Task objective. Look for "kontakten" in the listing below. Gather each line that contains it.

Dataset.
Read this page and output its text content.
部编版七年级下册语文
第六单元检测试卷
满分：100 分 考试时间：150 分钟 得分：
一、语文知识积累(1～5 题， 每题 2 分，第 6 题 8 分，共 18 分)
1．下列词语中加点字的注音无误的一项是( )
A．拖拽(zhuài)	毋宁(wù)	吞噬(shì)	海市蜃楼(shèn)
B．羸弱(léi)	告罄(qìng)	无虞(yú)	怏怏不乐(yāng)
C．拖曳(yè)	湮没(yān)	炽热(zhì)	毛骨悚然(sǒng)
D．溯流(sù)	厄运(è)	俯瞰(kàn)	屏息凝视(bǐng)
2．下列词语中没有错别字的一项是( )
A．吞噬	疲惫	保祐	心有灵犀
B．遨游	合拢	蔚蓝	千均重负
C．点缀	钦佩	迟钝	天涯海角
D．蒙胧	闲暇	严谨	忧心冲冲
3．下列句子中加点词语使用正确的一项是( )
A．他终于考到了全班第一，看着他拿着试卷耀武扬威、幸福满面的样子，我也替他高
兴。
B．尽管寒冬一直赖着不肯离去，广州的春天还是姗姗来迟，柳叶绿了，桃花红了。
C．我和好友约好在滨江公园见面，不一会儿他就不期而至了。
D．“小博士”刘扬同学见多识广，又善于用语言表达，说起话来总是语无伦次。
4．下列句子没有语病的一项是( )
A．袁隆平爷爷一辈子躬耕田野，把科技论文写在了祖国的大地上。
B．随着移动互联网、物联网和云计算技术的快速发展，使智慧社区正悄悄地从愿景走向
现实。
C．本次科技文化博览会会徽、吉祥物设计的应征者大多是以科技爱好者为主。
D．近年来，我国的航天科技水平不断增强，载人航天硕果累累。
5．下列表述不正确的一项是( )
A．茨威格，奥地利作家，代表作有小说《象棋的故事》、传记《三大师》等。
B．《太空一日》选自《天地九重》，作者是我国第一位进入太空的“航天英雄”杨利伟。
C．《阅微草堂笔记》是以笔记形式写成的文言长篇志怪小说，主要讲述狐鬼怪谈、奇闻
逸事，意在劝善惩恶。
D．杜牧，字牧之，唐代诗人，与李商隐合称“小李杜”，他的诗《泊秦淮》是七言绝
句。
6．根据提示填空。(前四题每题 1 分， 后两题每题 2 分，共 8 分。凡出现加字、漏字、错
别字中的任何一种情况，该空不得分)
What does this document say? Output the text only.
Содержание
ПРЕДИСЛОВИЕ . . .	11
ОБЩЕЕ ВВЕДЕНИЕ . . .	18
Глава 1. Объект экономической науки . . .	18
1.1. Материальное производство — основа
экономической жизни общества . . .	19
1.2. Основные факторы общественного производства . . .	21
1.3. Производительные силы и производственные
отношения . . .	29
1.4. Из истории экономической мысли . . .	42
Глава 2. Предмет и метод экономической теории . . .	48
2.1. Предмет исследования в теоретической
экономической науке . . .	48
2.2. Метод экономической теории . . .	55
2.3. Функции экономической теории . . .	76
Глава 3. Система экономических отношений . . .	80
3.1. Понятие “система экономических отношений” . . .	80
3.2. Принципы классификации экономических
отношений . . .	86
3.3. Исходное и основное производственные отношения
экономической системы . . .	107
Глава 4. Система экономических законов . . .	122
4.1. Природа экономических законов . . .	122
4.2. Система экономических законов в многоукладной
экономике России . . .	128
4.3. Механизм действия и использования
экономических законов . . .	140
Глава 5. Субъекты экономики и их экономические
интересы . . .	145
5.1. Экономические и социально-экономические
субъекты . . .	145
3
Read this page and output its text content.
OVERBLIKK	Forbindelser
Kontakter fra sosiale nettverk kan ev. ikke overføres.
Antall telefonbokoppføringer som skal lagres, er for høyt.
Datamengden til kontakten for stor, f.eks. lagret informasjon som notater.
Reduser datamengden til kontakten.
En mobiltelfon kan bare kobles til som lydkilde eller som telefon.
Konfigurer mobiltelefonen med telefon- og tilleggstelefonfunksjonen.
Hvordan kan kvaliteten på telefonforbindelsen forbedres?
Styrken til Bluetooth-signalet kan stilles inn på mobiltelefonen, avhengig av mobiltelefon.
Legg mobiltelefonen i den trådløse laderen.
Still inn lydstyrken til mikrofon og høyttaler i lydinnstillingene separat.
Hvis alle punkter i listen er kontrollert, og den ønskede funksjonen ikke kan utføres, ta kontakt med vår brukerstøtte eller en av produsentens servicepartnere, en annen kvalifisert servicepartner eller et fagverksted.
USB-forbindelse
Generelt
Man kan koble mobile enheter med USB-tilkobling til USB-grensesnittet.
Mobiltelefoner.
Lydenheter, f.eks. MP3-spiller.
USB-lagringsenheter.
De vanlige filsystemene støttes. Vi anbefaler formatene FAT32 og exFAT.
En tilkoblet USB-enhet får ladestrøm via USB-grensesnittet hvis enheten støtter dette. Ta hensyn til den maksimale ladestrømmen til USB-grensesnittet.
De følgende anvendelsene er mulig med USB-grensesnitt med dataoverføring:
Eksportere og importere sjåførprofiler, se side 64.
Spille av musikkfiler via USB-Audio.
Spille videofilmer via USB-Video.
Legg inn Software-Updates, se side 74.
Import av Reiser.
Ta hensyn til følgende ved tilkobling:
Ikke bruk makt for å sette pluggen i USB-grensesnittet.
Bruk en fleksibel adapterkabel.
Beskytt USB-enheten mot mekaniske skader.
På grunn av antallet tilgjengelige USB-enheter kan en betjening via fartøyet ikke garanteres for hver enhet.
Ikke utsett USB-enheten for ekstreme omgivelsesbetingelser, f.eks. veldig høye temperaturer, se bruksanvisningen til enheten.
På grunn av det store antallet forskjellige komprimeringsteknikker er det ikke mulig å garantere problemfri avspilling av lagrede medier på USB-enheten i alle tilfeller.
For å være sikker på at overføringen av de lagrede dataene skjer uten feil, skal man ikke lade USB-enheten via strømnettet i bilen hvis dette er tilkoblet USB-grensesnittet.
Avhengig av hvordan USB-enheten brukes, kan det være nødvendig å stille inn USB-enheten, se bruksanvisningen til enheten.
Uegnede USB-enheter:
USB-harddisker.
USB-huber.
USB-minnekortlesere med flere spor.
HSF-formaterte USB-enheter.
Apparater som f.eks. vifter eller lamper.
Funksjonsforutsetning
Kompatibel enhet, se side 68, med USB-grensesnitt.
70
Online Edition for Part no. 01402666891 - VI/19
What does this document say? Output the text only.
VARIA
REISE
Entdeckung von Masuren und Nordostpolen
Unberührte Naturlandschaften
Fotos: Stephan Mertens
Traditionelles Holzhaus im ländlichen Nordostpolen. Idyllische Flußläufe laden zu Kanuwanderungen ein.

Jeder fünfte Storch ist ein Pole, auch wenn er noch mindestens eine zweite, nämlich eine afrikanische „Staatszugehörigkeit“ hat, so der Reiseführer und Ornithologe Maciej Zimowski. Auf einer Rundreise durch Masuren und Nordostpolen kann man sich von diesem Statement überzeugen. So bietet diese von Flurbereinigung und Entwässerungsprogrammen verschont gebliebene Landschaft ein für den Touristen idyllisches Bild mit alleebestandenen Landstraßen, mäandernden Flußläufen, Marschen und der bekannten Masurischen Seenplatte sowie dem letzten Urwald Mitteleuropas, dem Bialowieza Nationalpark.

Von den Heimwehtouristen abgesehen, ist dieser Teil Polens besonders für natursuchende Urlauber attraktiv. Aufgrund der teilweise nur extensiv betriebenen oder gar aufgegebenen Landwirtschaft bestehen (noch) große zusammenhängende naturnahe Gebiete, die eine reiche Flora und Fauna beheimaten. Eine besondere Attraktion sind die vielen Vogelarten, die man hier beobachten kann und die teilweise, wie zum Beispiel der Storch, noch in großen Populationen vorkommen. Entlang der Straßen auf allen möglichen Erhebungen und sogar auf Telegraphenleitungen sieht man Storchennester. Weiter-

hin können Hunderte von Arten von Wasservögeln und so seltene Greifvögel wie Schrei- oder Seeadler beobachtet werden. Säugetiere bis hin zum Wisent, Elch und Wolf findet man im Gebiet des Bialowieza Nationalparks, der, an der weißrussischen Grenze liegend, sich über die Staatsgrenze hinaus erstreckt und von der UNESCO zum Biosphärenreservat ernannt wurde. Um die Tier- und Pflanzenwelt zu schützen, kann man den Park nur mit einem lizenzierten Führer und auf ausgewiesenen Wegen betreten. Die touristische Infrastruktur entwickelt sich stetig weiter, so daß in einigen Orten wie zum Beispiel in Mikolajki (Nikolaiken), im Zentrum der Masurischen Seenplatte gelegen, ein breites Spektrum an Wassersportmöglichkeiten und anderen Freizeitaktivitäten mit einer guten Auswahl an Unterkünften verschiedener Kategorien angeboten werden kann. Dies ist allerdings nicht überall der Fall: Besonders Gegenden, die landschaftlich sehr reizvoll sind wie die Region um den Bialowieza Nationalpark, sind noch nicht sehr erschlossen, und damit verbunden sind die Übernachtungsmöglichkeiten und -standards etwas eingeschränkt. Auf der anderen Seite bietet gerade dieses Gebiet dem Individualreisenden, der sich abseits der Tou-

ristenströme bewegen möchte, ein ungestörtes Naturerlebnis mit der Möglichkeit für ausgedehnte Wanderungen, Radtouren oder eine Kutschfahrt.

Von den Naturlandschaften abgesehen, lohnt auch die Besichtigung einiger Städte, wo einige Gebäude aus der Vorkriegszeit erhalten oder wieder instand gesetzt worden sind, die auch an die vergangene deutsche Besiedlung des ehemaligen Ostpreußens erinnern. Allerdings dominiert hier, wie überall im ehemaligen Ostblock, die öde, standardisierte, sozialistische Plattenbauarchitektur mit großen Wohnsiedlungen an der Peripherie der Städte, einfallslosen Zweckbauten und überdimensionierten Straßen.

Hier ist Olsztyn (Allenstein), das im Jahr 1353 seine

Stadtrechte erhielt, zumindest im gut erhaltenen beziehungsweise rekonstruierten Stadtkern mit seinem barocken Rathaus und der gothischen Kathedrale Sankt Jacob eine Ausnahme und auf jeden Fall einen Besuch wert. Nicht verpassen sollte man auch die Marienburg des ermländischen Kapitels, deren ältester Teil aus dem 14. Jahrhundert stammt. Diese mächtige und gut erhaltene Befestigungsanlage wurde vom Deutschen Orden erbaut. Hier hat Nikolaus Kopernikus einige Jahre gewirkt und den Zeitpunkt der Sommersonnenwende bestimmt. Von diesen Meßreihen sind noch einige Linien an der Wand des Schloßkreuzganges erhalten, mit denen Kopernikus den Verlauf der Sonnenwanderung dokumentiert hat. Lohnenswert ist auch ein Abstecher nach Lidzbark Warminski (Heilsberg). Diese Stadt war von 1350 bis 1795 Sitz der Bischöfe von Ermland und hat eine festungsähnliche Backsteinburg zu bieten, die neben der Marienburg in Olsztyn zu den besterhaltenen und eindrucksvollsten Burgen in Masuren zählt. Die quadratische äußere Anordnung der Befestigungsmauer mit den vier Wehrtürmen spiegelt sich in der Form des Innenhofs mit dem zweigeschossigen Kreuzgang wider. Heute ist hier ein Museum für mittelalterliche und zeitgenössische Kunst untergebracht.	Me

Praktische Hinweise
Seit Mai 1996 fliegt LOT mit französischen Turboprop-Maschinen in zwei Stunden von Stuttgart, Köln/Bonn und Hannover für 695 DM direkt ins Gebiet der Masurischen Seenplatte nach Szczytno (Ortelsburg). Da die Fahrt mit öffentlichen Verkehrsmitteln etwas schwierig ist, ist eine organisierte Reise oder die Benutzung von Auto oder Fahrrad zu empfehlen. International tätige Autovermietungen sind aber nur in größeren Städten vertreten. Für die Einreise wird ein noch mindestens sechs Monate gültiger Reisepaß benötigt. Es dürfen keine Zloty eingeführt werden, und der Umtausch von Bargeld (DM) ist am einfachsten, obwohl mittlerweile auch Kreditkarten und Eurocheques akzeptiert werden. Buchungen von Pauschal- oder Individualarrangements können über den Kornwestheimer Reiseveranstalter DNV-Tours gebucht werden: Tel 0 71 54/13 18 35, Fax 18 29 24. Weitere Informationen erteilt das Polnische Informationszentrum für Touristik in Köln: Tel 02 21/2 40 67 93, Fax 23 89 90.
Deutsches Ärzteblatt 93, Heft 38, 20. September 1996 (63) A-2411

Response for this exercise.
Datamengden til kontakten for stor, f.eks. lagret informasjon som notater.
Reduser datamengden til kontakten.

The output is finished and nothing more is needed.